[Requirement]
Write out the entries verbatim and leave the images out of the copy.

++++ Material for this exercise ++++

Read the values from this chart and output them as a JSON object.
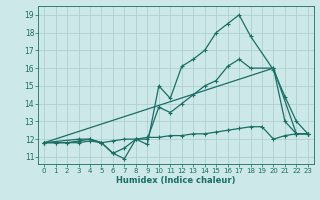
{
  "bg_color": "#cde8e8",
  "line_color": "#1a6e64",
  "grid_color": "#aacccc",
  "xlabel": "Humidex (Indice chaleur)",
  "xlim": [
    -0.5,
    23.5
  ],
  "ylim": [
    10.6,
    19.5
  ],
  "xticks": [
    0,
    1,
    2,
    3,
    4,
    5,
    6,
    7,
    8,
    9,
    10,
    11,
    12,
    13,
    14,
    15,
    16,
    17,
    18,
    19,
    20,
    21,
    22,
    23
  ],
  "yticks": [
    11,
    12,
    13,
    14,
    15,
    16,
    17,
    18,
    19
  ],
  "line1_x": [
    0,
    1,
    2,
    3,
    4,
    5,
    6,
    7,
    8,
    9,
    10,
    11,
    12,
    13,
    14,
    15,
    16,
    17,
    18,
    20,
    21,
    22,
    23
  ],
  "line1_y": [
    11.8,
    11.8,
    11.8,
    11.8,
    11.9,
    11.8,
    11.2,
    10.9,
    12.0,
    11.7,
    15.0,
    14.3,
    16.1,
    16.5,
    17.0,
    18.0,
    18.5,
    19.0,
    17.8,
    15.9,
    14.4,
    13.0,
    12.3
  ],
  "line2_x": [
    0,
    3,
    4,
    5,
    6,
    7,
    8,
    9,
    10,
    11,
    12,
    13,
    14,
    15,
    16,
    17,
    18,
    20,
    21,
    22,
    23
  ],
  "line2_y": [
    11.8,
    12.0,
    12.0,
    11.8,
    11.2,
    11.5,
    12.0,
    12.0,
    13.8,
    13.5,
    14.0,
    14.5,
    15.0,
    15.3,
    16.1,
    16.5,
    16.0,
    16.0,
    13.0,
    12.3,
    12.3
  ],
  "line3_x": [
    0,
    20,
    22,
    23
  ],
  "line3_y": [
    11.8,
    16.0,
    12.3,
    12.3
  ],
  "line4_x": [
    0,
    1,
    2,
    3,
    4,
    5,
    6,
    7,
    8,
    9,
    10,
    11,
    12,
    13,
    14,
    15,
    16,
    17,
    18,
    19,
    20,
    21,
    22,
    23
  ],
  "line4_y": [
    11.8,
    11.8,
    11.8,
    11.9,
    12.0,
    11.8,
    11.9,
    12.0,
    12.0,
    12.1,
    12.1,
    12.2,
    12.2,
    12.3,
    12.3,
    12.4,
    12.5,
    12.6,
    12.7,
    12.7,
    12.0,
    12.2,
    12.3,
    12.3
  ]
}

++++

[Finished answer]
Read the values from this chart and output them as a JSON object.
{
  "bg_color": "#cde8e8",
  "line_color": "#1a6e64",
  "grid_color": "#aacccc",
  "xlabel": "Humidex (Indice chaleur)",
  "xlim": [
    -0.5,
    23.5
  ],
  "ylim": [
    10.6,
    19.5
  ],
  "xticks": [
    0,
    1,
    2,
    3,
    4,
    5,
    6,
    7,
    8,
    9,
    10,
    11,
    12,
    13,
    14,
    15,
    16,
    17,
    18,
    19,
    20,
    21,
    22,
    23
  ],
  "yticks": [
    11,
    12,
    13,
    14,
    15,
    16,
    17,
    18,
    19
  ],
  "line1_x": [
    0,
    1,
    2,
    3,
    4,
    5,
    6,
    7,
    8,
    9,
    10,
    11,
    12,
    13,
    14,
    15,
    16,
    17,
    18,
    20,
    21,
    22,
    23
  ],
  "line1_y": [
    11.8,
    11.8,
    11.8,
    11.8,
    11.9,
    11.8,
    11.2,
    10.9,
    12.0,
    11.7,
    15.0,
    14.3,
    16.1,
    16.5,
    17.0,
    18.0,
    18.5,
    19.0,
    17.8,
    15.9,
    14.4,
    13.0,
    12.3
  ],
  "line2_x": [
    0,
    3,
    4,
    5,
    6,
    7,
    8,
    9,
    10,
    11,
    12,
    13,
    14,
    15,
    16,
    17,
    18,
    20,
    21,
    22,
    23
  ],
  "line2_y": [
    11.8,
    12.0,
    12.0,
    11.8,
    11.2,
    11.5,
    12.0,
    12.0,
    13.8,
    13.5,
    14.0,
    14.5,
    15.0,
    15.3,
    16.1,
    16.5,
    16.0,
    16.0,
    13.0,
    12.3,
    12.3
  ],
  "line3_x": [
    0,
    20,
    22,
    23
  ],
  "line3_y": [
    11.8,
    16.0,
    12.3,
    12.3
  ],
  "line4_x": [
    0,
    1,
    2,
    3,
    4,
    5,
    6,
    7,
    8,
    9,
    10,
    11,
    12,
    13,
    14,
    15,
    16,
    17,
    18,
    19,
    20,
    21,
    22,
    23
  ],
  "line4_y": [
    11.8,
    11.8,
    11.8,
    11.9,
    12.0,
    11.8,
    11.9,
    12.0,
    12.0,
    12.1,
    12.1,
    12.2,
    12.2,
    12.3,
    12.3,
    12.4,
    12.5,
    12.6,
    12.7,
    12.7,
    12.0,
    12.2,
    12.3,
    12.3
  ]
}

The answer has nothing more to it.